— start of Record excerpts —
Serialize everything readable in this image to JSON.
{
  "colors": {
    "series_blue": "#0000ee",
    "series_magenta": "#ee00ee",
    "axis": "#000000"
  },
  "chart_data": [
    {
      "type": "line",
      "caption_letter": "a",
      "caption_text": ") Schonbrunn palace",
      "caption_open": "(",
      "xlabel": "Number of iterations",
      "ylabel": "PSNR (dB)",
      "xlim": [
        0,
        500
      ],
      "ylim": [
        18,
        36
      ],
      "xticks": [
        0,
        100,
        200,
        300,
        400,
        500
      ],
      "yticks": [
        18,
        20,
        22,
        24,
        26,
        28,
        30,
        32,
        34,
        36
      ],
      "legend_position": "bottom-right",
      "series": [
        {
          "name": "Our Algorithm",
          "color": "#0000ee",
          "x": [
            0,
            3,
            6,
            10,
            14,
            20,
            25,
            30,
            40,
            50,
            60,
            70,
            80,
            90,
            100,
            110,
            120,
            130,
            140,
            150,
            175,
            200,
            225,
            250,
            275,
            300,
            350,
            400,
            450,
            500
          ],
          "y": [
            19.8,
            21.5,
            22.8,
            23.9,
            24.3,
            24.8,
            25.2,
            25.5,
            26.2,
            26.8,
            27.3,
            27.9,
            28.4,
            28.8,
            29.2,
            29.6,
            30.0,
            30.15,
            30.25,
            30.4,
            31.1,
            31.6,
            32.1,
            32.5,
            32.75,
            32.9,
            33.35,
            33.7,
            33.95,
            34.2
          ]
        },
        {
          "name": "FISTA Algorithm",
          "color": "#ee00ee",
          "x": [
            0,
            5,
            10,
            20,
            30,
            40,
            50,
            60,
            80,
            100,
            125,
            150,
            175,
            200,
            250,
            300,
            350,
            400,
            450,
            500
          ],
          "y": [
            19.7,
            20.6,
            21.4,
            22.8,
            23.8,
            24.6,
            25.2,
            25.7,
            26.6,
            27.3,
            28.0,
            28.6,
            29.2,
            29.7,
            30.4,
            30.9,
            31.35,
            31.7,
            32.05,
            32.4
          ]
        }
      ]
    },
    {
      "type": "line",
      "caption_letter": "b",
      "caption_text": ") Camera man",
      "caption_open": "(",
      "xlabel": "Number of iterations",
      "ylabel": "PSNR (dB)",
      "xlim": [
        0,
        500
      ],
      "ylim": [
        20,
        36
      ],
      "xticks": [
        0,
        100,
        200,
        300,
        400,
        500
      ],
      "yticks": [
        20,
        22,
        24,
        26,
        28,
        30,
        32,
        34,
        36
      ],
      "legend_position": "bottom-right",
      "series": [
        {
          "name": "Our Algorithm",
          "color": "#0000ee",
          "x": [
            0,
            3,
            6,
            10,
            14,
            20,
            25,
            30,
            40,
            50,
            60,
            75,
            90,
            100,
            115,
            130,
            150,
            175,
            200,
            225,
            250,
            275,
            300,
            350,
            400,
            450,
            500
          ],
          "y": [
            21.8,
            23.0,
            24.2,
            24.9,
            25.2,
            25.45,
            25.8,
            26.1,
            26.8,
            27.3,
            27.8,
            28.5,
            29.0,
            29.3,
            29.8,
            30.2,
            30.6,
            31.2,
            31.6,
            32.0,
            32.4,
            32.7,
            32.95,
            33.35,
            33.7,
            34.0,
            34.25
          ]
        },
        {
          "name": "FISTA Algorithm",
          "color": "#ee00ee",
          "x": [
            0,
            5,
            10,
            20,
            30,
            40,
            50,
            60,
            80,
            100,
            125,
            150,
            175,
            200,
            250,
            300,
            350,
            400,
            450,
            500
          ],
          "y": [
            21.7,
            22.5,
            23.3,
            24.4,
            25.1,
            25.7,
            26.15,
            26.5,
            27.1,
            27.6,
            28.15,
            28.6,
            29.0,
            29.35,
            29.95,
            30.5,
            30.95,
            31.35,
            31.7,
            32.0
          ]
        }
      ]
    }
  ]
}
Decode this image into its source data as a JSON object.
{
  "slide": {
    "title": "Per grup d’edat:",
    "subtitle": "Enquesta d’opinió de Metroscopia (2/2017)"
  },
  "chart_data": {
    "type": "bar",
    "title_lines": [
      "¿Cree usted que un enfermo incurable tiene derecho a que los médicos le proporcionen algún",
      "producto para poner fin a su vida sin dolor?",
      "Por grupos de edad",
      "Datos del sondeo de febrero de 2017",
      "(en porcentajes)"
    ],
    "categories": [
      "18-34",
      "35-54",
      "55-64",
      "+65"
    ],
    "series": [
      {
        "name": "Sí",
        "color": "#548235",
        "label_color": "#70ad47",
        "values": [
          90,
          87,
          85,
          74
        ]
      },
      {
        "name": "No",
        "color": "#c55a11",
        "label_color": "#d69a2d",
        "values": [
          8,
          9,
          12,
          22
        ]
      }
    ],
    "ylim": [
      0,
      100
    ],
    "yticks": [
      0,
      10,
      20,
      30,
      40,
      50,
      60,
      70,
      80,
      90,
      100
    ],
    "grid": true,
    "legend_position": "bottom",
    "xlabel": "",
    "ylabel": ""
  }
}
— end of Record excerpts —
● Problem details
Every record shown above must be echoed exactly.

● The reply
Serialize everything readable in this image to JSON.
{
  "colors": {
    "series_blue": "#0000ee",
    "series_magenta": "#ee00ee",
    "axis": "#000000"
  },
  "chart_data": [
    {
      "type": "line",
      "caption_letter": "a",
      "caption_text": ") Schonbrunn palace",
      "caption_open": "(",
      "xlabel": "Number of iterations",
      "ylabel": "PSNR (dB)",
      "xlim": [
        0,
        500
      ],
      "ylim": [
        18,
        36
      ],
      "xticks": [
        0,
        100,
        200,
        300,
        400,
        500
      ],
      "yticks": [
        18,
        20,
        22,
        24,
        26,
        28,
        30,
        32,
        34,
        36
      ],
      "legend_position": "bottom-right",
      "series": [
        {
          "name": "Our Algorithm",
          "color": "#0000ee",
          "x": [
            0,
            3,
            6,
            10,
            14,
            20,
            25,
            30,
            40,
            50,
            60,
            70,
            80,
            90,
            100,
            110,
            120,
            130,
            140,
            150,
            175,
            200,
            225,
            250,
            275,
            300,
            350,
            400,
            450,
            500
          ],
          "y": [
            19.8,
            21.5,
            22.8,
            23.9,
            24.3,
            24.8,
            25.2,
            25.5,
            26.2,
            26.8,
            27.3,
            27.9,
            28.4,
            28.8,
            29.2,
            29.6,
            30.0,
            30.15,
            30.25,
            30.4,
            31.1,
            31.6,
            32.1,
            32.5,
            32.75,
            32.9,
            33.35,
            33.7,
            33.95,
            34.2
          ]
        },
        {
          "name": "FISTA Algorithm",
          "color": "#ee00ee",
          "x": [
            0,
            5,
            10,
            20,
            30,
            40,
            50,
            60,
            80,
            100,
            125,
            150,
            175,
            200,
            250,
            300,
            350,
            400,
            450,
            500
          ],
          "y": [
            19.7,
            20.6,
            21.4,
            22.8,
            23.8,
            24.6,
            25.2,
            25.7,
            26.6,
            27.3,
            28.0,
            28.6,
            29.2,
            29.7,
            30.4,
            30.9,
            31.35,
            31.7,
            32.05,
            32.4
          ]
        }
      ]
    },
    {
      "type": "line",
      "caption_letter": "b",
      "caption_text": ") Camera man",
      "caption_open": "(",
      "xlabel": "Number of iterations",
      "ylabel": "PSNR (dB)",
      "xlim": [
        0,
        500
      ],
      "ylim": [
        20,
        36
      ],
      "xticks": [
        0,
        100,
        200,
        300,
        400,
        500
      ],
      "yticks": [
        20,
        22,
        24,
        26,
        28,
        30,
        32,
        34,
        36
      ],
      "legend_position": "bottom-right",
      "series": [
        {
          "name": "Our Algorithm",
          "color": "#0000ee",
          "x": [
            0,
            3,
            6,
            10,
            14,
            20,
            25,
            30,
            40,
            50,
            60,
            75,
            90,
            100,
            115,
            130,
            150,
            175,
            200,
            225,
            250,
            275,
            300,
            350,
            400,
            450,
            500
          ],
          "y": [
            21.8,
            23.0,
            24.2,
            24.9,
            25.2,
            25.45,
            25.8,
            26.1,
            26.8,
            27.3,
            27.8,
            28.5,
            29.0,
            29.3,
            29.8,
            30.2,
            30.6,
            31.2,
            31.6,
            32.0,
            32.4,
            32.7,
            32.95,
            33.35,
            33.7,
            34.0,
            34.25
          ]
        },
        {
          "name": "FISTA Algorithm",
          "color": "#ee00ee",
          "x": [
            0,
            5,
            10,
            20,
            30,
            40,
            50,
            60,
            80,
            100,
            125,
            150,
            175,
            200,
            250,
            300,
            350,
            400,
            450,
            500
          ],
          "y": [
            21.7,
            22.5,
            23.3,
            24.4,
            25.1,
            25.7,
            26.15,
            26.5,
            27.1,
            27.6,
            28.15,
            28.6,
            29.0,
            29.35,
            29.95,
            30.5,
            30.95,
            31.35,
            31.7,
            32.0
          ]
        }
      ]
    }
  ]
}
Decode this image into its source data as a JSON object.
{
  "slide": {
    "title": "Per grup d’edat:",
    "subtitle": "Enquesta d’opinió de Metroscopia (2/2017)"
  },
  "chart_data": {
    "type": "bar",
    "title_lines": [
      "¿Cree usted que un enfermo incurable tiene derecho a que los médicos le proporcionen algún",
      "producto para poner fin a su vida sin dolor?",
      "Por grupos de edad",
      "Datos del sondeo de febrero de 2017",
      "(en porcentajes)"
    ],
    "categories": [
      "18-34",
      "35-54",
      "55-64",
      "+65"
    ],
    "series": [
      {
        "name": "Sí",
        "color": "#548235",
        "label_color": "#70ad47",
        "values": [
          90,
          87,
          85,
          74
        ]
      },
      {
        "name": "No",
        "color": "#c55a11",
        "label_color": "#d69a2d",
        "values": [
          8,
          9,
          12,
          22
        ]
      }
    ],
    "ylim": [
      0,
      100
    ],
    "yticks": [
      0,
      10,
      20,
      30,
      40,
      50,
      60,
      70,
      80,
      90,
      100
    ],
    "grid": true,
    "legend_position": "bottom",
    "xlabel": "",
    "ylabel": ""
  }
}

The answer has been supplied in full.